» Provided entries
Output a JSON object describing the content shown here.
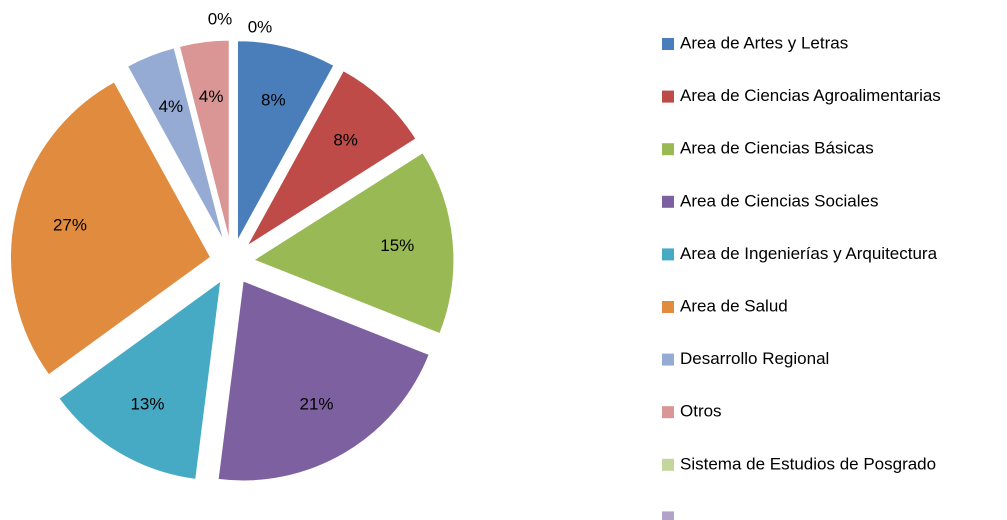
{
  "chart_data": {
    "type": "pie",
    "categories": [
      "Area de Artes y Letras",
      "Area de Ciencias Agroalimentarias",
      "Area de Ciencias Básicas",
      "Area de Ciencias Sociales",
      "Area de Ingenierías y Arquitectura",
      "Area de Salud",
      "Desarrollo Regional",
      "Otros",
      "Sistema de Estudios de Posgrado",
      null
    ],
    "values": [
      8,
      8,
      15,
      21,
      13,
      27,
      4,
      4,
      0,
      0
    ],
    "value_labels": [
      "8%",
      "8%",
      "15%",
      "21%",
      "13%",
      "27%",
      "4%",
      "4%",
      "0%",
      "0%"
    ],
    "colors": [
      "#4a7ebb",
      "#be4b48",
      "#98b954",
      "#7d60a0",
      "#46aac5",
      "#e08b3e",
      "#95abd4",
      "#d99694",
      "#c3d69b",
      "#b3a2c7"
    ],
    "legend": "right"
  }
}
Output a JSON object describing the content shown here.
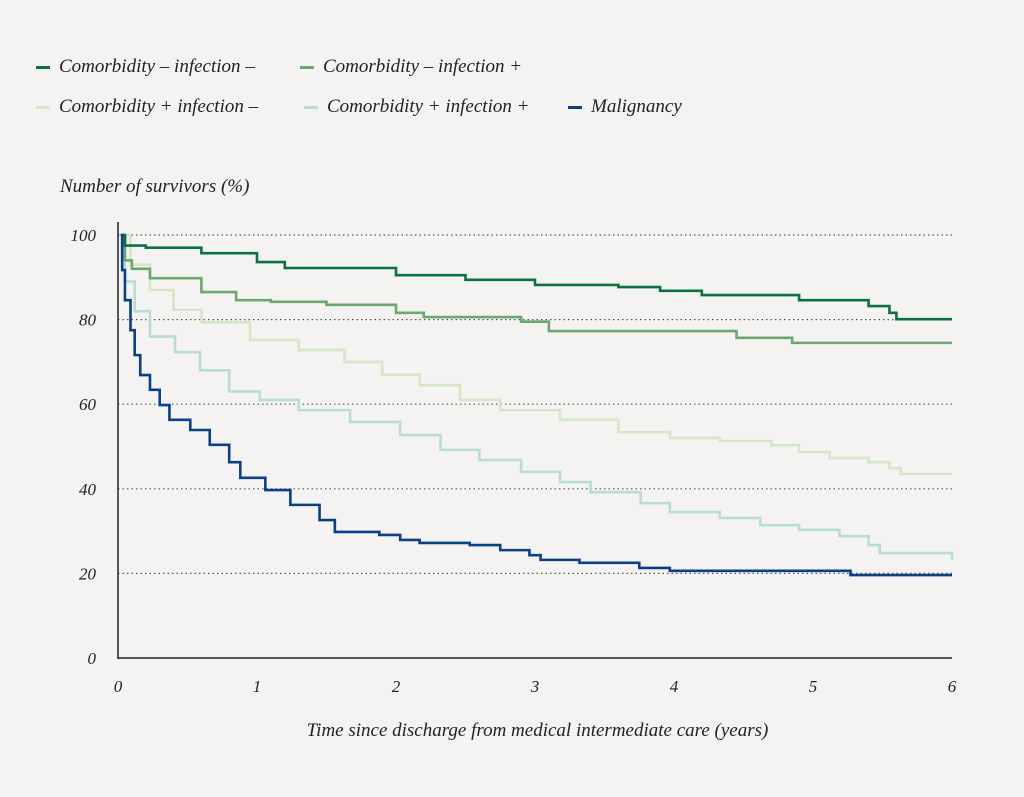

» Exercise aim
Omit any images, then output the listing exactly.

» Output of the task
Output a JSON object describing the content shown here.
{
  "chart_data": {
    "type": "pie",
    "categories": [
      "Area de Artes y Letras",
      "Area de Ciencias Agroalimentarias",
      "Area de Ciencias Básicas",
      "Area de Ciencias Sociales",
      "Area de Ingenierías y Arquitectura",
      "Area de Salud",
      "Desarrollo Regional",
      "Otros",
      "Sistema de Estudios de Posgrado",
      null
    ],
    "values": [
      8,
      8,
      15,
      21,
      13,
      27,
      4,
      4,
      0,
      0
    ],
    "value_labels": [
      "8%",
      "8%",
      "15%",
      "21%",
      "13%",
      "27%",
      "4%",
      "4%",
      "0%",
      "0%"
    ],
    "colors": [
      "#4a7ebb",
      "#be4b48",
      "#98b954",
      "#7d60a0",
      "#46aac5",
      "#e08b3e",
      "#95abd4",
      "#d99694",
      "#c3d69b",
      "#b3a2c7"
    ],
    "legend": "right"
  }
}
Output a JSON object describing the content shown here.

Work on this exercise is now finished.